■ Exercise details:
Go through the records and copy each line where the word "Performance" occurs.

■ Material for this task:
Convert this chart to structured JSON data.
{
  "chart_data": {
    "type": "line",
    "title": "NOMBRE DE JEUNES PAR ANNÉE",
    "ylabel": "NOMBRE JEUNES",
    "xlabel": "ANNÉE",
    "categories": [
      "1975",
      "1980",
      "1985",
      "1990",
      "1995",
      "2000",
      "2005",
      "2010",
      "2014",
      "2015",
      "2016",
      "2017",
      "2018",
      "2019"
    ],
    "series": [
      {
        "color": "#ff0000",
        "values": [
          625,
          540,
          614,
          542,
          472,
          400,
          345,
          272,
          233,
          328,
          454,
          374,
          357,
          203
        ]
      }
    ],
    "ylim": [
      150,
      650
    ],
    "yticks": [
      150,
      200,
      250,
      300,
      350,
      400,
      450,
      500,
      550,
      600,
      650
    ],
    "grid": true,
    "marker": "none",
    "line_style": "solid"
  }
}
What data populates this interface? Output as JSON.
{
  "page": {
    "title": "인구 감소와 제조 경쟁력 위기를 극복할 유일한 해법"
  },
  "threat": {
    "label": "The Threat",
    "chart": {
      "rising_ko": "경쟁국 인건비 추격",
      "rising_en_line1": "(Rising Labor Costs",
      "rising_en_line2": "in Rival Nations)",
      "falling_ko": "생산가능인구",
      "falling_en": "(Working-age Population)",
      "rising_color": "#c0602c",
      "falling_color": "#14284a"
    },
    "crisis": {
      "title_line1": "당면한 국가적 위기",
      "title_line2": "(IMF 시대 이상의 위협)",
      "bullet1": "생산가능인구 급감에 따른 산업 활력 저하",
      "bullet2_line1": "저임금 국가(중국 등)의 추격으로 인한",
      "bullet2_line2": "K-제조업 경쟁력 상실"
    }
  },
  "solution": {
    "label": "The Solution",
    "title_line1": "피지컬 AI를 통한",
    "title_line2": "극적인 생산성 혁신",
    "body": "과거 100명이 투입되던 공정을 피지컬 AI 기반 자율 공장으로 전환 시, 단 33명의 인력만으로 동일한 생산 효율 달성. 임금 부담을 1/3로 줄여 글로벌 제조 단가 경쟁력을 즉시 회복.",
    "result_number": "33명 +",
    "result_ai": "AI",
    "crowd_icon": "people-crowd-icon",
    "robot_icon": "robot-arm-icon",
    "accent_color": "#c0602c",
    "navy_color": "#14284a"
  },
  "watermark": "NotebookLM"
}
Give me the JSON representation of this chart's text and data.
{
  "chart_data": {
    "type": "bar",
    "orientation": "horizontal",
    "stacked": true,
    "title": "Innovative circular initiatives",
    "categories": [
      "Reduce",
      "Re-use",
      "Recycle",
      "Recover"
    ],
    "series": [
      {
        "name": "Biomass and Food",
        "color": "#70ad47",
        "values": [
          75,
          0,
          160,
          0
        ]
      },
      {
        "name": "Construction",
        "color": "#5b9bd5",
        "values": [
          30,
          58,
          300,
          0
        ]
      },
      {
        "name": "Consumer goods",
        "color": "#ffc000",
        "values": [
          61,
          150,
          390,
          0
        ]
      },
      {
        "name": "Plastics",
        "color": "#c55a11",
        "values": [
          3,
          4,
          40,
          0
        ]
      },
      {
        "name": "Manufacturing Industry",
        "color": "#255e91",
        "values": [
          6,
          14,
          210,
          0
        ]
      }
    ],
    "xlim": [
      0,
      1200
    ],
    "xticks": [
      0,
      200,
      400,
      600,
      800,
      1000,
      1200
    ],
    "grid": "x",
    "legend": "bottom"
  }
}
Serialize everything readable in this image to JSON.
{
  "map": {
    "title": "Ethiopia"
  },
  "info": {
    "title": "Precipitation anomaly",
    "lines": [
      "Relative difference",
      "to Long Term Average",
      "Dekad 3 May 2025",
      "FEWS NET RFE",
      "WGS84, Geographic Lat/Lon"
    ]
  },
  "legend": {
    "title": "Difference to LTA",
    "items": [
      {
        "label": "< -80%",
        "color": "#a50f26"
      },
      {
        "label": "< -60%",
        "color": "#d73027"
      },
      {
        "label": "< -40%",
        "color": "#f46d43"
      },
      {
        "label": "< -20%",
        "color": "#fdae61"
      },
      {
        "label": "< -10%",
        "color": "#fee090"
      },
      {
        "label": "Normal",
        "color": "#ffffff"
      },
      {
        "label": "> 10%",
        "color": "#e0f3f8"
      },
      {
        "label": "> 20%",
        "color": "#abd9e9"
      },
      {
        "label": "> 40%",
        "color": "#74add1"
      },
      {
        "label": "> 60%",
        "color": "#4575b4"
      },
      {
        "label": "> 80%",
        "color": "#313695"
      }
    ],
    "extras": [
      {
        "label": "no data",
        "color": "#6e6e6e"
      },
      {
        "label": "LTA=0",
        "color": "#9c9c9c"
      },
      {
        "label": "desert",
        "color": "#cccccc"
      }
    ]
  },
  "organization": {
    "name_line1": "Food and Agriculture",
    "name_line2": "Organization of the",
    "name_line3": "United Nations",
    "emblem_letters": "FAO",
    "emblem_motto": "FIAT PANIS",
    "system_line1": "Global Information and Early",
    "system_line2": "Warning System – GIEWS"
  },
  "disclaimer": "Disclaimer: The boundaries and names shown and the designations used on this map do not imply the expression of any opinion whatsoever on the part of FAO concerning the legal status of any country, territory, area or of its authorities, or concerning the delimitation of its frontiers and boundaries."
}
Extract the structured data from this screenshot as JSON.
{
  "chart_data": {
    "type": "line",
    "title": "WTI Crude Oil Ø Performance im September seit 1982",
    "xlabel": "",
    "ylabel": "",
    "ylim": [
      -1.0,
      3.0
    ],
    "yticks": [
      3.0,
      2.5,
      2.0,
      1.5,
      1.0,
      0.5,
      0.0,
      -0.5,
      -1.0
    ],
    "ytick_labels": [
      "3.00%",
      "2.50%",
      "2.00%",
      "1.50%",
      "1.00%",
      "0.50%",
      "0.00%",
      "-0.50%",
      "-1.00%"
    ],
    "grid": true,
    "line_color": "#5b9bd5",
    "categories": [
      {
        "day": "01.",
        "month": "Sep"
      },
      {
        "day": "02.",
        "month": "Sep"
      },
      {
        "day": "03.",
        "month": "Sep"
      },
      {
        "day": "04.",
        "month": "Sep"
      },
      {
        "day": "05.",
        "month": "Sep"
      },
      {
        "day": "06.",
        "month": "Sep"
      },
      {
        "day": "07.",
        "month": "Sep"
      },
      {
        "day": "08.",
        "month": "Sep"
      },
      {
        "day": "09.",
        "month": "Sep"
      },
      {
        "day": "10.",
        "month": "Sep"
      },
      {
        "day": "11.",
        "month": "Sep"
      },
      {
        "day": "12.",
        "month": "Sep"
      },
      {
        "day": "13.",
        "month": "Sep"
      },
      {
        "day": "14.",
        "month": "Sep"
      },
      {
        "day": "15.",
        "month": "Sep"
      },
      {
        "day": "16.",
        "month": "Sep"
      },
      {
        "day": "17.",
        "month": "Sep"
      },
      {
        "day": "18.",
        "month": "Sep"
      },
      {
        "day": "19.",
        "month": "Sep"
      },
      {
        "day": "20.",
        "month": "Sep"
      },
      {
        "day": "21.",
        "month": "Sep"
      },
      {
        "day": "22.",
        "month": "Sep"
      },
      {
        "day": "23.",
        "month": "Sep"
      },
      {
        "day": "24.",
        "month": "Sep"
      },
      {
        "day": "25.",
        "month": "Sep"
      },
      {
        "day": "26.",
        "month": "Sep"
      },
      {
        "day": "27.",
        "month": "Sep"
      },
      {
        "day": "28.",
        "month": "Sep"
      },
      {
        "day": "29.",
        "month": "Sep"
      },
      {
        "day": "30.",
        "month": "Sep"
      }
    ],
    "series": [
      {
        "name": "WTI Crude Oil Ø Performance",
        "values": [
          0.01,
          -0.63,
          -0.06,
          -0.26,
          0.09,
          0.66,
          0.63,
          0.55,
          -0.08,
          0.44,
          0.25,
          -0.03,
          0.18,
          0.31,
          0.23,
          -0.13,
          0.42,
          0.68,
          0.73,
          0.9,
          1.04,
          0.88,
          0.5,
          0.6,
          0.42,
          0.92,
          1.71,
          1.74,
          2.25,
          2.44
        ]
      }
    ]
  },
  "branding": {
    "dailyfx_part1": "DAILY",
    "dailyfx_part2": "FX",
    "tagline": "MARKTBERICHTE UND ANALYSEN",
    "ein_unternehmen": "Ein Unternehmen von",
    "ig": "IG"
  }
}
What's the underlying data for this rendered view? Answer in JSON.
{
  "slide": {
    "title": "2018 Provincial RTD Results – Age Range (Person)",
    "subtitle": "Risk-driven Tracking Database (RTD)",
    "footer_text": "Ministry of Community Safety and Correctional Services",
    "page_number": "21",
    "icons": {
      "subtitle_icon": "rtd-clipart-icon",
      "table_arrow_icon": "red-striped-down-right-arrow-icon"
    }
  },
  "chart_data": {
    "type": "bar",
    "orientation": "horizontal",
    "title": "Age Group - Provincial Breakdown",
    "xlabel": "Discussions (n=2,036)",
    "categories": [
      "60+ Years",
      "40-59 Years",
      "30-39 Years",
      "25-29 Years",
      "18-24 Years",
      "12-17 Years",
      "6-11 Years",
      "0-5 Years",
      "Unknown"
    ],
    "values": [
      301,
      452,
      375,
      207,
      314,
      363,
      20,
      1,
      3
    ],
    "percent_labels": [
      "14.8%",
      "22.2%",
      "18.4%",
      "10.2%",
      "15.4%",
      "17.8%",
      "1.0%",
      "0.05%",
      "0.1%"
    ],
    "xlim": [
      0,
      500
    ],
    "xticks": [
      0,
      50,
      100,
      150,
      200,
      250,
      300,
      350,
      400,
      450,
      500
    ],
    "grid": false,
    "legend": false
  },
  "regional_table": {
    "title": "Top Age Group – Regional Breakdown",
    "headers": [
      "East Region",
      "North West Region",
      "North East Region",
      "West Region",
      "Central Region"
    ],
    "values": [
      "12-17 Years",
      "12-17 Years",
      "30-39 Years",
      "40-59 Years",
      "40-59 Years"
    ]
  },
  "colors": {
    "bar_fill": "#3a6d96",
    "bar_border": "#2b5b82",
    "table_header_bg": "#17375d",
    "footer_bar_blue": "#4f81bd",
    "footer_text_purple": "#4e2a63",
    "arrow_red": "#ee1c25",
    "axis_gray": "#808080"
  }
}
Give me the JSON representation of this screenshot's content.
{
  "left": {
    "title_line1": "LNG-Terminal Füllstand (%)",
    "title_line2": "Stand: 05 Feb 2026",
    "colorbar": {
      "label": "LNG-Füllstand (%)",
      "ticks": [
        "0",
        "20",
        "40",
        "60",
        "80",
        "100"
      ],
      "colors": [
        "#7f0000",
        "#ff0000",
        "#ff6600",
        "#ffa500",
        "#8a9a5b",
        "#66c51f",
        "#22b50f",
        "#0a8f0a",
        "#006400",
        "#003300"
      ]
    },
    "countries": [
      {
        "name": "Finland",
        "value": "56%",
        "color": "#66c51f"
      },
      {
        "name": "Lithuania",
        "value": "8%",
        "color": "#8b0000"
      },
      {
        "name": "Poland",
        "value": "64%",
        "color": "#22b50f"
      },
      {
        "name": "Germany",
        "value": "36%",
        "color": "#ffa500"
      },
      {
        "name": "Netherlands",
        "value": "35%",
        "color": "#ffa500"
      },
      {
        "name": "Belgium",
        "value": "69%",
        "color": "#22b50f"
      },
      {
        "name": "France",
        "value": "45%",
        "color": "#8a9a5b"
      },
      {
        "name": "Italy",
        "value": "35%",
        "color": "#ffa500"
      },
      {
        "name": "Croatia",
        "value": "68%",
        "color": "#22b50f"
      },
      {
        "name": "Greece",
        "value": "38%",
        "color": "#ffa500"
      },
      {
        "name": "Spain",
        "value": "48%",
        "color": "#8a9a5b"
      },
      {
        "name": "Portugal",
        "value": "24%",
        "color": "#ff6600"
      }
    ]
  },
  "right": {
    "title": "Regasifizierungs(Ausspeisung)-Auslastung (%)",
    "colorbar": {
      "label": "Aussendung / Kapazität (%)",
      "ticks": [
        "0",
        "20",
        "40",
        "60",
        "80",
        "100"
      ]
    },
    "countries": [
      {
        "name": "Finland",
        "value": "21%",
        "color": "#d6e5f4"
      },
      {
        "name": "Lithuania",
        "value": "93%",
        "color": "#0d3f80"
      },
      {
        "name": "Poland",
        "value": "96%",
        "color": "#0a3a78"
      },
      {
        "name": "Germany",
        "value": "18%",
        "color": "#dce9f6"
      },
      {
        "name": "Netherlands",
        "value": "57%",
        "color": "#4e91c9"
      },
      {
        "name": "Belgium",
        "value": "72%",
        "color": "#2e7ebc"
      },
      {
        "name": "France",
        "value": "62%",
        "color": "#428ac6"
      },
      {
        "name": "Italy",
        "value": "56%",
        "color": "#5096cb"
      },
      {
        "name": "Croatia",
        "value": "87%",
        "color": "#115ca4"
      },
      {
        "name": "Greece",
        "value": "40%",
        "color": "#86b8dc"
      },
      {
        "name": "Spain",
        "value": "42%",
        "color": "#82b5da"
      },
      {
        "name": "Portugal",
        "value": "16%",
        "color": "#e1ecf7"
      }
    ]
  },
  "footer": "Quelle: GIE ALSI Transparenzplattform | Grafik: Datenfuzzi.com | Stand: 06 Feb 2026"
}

■ The result:
    "title": "WTI Crude Oil Ø Performance im September seit 1982",
        "name": "WTI Crude Oil Ø Performance",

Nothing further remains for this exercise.